## Task instructions
Write out all the material exactly. Leave nothing out.

--- BEGIN Working data ---

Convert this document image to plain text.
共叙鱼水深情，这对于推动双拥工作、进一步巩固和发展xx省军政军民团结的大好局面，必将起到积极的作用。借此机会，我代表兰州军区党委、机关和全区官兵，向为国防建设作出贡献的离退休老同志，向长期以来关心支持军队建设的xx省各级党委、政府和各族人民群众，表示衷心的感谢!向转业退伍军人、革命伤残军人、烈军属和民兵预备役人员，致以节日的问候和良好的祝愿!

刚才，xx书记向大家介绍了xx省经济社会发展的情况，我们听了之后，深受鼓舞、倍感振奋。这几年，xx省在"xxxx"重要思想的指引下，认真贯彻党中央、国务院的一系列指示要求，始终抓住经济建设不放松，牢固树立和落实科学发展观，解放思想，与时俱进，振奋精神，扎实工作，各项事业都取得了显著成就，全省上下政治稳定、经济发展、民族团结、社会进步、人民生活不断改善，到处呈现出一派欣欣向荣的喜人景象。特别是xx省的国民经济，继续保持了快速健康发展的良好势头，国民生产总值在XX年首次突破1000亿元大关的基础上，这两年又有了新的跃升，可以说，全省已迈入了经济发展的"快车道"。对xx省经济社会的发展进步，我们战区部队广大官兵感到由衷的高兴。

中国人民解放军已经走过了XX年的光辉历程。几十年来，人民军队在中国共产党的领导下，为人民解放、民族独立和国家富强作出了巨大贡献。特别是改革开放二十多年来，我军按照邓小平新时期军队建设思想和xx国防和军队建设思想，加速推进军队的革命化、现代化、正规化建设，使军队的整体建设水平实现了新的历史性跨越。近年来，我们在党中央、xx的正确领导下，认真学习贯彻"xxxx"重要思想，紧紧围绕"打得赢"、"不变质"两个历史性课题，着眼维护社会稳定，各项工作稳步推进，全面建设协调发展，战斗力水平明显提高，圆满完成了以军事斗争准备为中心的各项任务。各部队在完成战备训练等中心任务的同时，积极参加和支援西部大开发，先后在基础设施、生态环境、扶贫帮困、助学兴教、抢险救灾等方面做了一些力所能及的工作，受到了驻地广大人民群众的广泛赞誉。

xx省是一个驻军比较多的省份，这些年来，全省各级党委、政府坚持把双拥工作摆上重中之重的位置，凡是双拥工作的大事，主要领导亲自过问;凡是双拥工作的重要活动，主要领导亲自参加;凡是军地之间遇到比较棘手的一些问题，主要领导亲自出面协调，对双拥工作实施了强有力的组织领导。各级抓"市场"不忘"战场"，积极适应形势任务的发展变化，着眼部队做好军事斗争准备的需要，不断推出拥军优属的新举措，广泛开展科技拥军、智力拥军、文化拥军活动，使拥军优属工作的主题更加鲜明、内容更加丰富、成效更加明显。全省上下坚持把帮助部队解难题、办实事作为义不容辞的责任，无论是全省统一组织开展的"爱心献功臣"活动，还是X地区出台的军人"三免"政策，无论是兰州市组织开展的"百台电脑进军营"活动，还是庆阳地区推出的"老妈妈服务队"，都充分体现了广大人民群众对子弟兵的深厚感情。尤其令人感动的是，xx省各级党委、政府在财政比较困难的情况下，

--- END Working data ---

## Answer to this problem
Convert this document image to plain text.
共叙鱼水深情，这对于推动双拥工作、进一步巩固和发展xx省军政军民团结的大好局面，必将起到积极的作用。借此机会，我代表兰州军区党委、机关和全区官兵，向为国防建设作出贡献的离退休老同志，向长期以来关心支持军队建设的xx省各级党委、政府和各族人民群众，表示衷心的感谢!向转业退伍军人、革命伤残军人、烈军属和民兵预备役人员，致以节日的问候和良好的祝愿!

刚才，xx书记向大家介绍了xx省经济社会发展的情况，我们听了之后，深受鼓舞、倍感振奋。这几年，xx省在"xxxx"重要思想的指引下，认真贯彻党中央、国务院的一系列指示要求，始终抓住经济建设不放松，牢固树立和落实科学发展观，解放思想，与时俱进，振奋精神，扎实工作，各项事业都取得了显著成就，全省上下政治稳定、经济发展、民族团结、社会进步、人民生活不断改善，到处呈现出一派欣欣向荣的喜人景象。特别是xx省的国民经济，继续保持了快速健康发展的良好势头，国民生产总值在XX年首次突破1000亿元大关的基础上，这两年又有了新的跃升，可以说，全省已迈入了经济发展的"快车道"。对xx省经济社会的发展进步，我们战区部队广大官兵感到由衷的高兴。

中国人民解放军已经走过了XX年的光辉历程。几十年来，人民军队在中国共产党的领导下，为人民解放、民族独立和国家富强作出了巨大贡献。特别是改革开放二十多年来，我军按照邓小平新时期军队建设思想和xx国防和军队建设思想，加速推进军队的革命化、现代化、正规化建设，使军队的整体建设水平实现了新的历史性跨越。近年来，我们在党中央、xx的正确领导下，认真学习贯彻"xxxx"重要思想，紧紧围绕"打得赢"、"不变质"两个历史性课题，着眼维护社会稳定，各项工作稳步推进，全面建设协调发展，战斗力水平明显提高，圆满完成了以军事斗争准备为中心的各项任务。各部队在完成战备训练等中心任务的同时，积极参加和支援西部大开发，先后在基础设施、生态环境、扶贫帮困、助学兴教、抢险救灾等方面做了一些力所能及的工作，受到了驻地广大人民群众的广泛赞誉。

xx省是一个驻军比较多的省份，这些年来，全省各级党委、政府坚持把双拥工作摆上重中之重的位置，凡是双拥工作的大事，主要领导亲自过问;凡是双拥工作的重要活动，主要领导亲自参加;凡是军地之间遇到比较棘手的一些问题，主要领导亲自出面协调，对双拥工作实施了强有力的组织领导。各级抓"市场"不忘"战场"，积极适应形势任务的发展变化，着眼部队做好军事斗争准备的需要，不断推出拥军优属的新举措，广泛开展科技拥军、智力拥军、文化拥军活动，使拥军优属工作的主题更加鲜明、内容更加丰富、成效更加明显。全省上下坚持把帮助部队解难题、办实事作为义不容辞的责任，无论是全省统一组织开展的"爱心献功臣"活动，还是X地区出台的军人"三免"政策，无论是兰州市组织开展的"百台电脑进军营"活动，还是庆阳地区推出的"老妈妈服务队"，都充分体现了广大人民群众对子弟兵的深厚感情。尤其令人感动的是，xx省各级党委、政府在财政比较困难的情况下，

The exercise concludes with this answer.